▶ **EXERCISE DETAILS**: Collect all lines from the records below that include the word "text".

[Dataset records]
↓↓↓

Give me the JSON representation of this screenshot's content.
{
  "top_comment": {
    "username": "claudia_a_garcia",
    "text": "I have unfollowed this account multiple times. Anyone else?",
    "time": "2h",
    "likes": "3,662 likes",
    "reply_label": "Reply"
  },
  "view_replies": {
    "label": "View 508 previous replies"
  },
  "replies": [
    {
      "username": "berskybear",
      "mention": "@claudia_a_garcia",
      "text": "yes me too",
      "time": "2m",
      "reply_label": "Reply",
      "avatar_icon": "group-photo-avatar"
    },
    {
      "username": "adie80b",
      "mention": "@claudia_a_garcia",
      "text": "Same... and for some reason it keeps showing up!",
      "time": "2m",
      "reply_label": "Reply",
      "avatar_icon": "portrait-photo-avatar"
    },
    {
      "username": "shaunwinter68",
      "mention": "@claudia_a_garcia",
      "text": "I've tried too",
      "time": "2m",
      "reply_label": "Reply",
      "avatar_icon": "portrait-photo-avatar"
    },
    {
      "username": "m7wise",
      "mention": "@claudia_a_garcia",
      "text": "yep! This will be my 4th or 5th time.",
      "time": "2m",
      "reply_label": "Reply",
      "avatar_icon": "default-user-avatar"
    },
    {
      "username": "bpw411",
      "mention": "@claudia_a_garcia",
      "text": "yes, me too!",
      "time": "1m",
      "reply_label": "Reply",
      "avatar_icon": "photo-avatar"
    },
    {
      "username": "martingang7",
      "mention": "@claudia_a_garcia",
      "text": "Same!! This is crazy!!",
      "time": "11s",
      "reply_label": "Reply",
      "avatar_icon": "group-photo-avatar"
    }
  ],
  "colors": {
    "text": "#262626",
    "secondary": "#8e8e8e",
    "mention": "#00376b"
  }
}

↑↑↑

▶ **SOLUTION TO THE EXERCISE**:
    "text": "I have unfollowed this account multiple times. Anyone else?",
      "text": "yes me too",
      "text": "Same... and for some reason it keeps showing up!",
      "text": "I've tried too",
      "text": "yep! This will be my 4th or 5th time.",
      "text": "yes, me too!",
      "text": "Same!! This is crazy!!",
    "text": "#262626",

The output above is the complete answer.